**Source excerpt:**
A prominent protester, Mancho Bibixy, was also arrested. He was a vocal protester who staged the famous coffin protest decrying bad roads in Bamenda, capital of the northwest region. State media describes him as "a secessionist ring leader" - but an interview with France 24 paints a different picture of the activist.

Ayah Paul Abine, a former presidential candidate, chairman of Popular Action Party (PAP) and Advocate General of the Supreme Court, was also reportedly arrested. News of his arrest was posted on his Facebook page. According to the update he was arrested by 6 armed men from SED who had no arrest warrant. Ayah Paul has been vocal in the call for resolution of the Anglophone problem. In an interview with STV News (in French), for example, he did not mince words.

According to reports as of the time of this writing, another vocal Anglophone - Joseph Wirba, a Member of Parliament from Kumbo who took Cameroon by storm with a spirited speech in parliament highlighting the plight of Anglophones, has been arrested.

**Supplied data:**
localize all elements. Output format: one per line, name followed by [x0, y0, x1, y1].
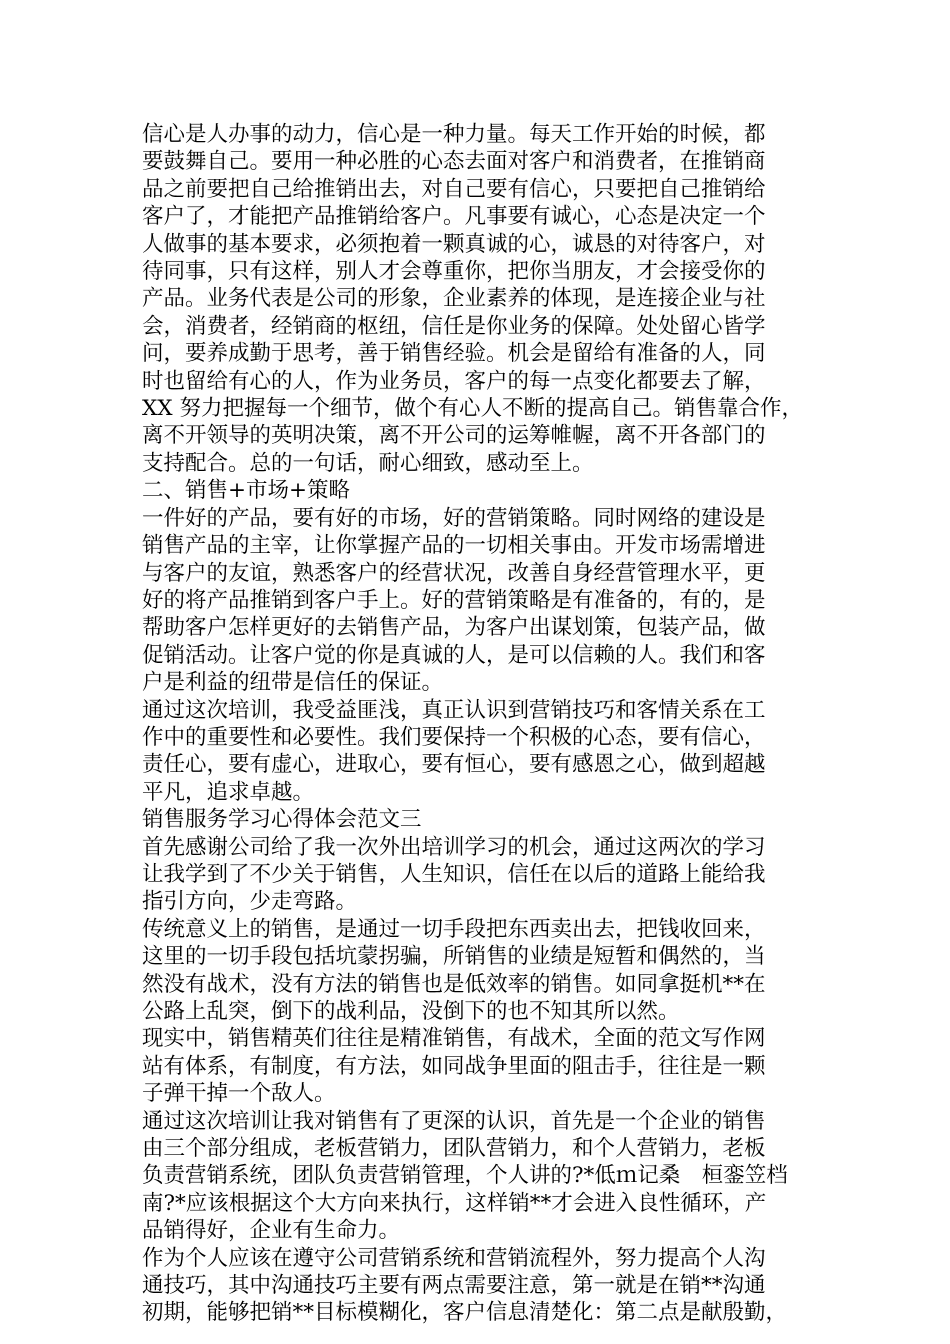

**Required tasks:**
**A.** Please repeat the part of the excerpt on the Cameroon arrests that opens with the words containing "A prominent protester, Mancho" and closes with "of the activist.".
**B.** Answer these questions from the excerpt on the Cameroon arrests:
(i) Bamenda is the capital of which region?
(ii) According to the update on his Facebook page, how many armed men arrested Ayah Paul Abine?
(iii) Joseph Wirba is a Member of Parliament from which place?
The lines have no connection to the excerpt on the Cameroon arrests.

**Answers to the exercise:**
**A.**
A prominent protester, Mancho Bibixy, was also arrested. He was a vocal protester who staged the famous coffin protest decrying bad roads in Bamenda, capital of the northwest region. State media describes him as "a secessionist ring leader" - but an interview with France 24 paints a different picture of the activist.

**B.**
(i) The northwest region.
(ii) Six armed men from SED.
(iii) Kumbo.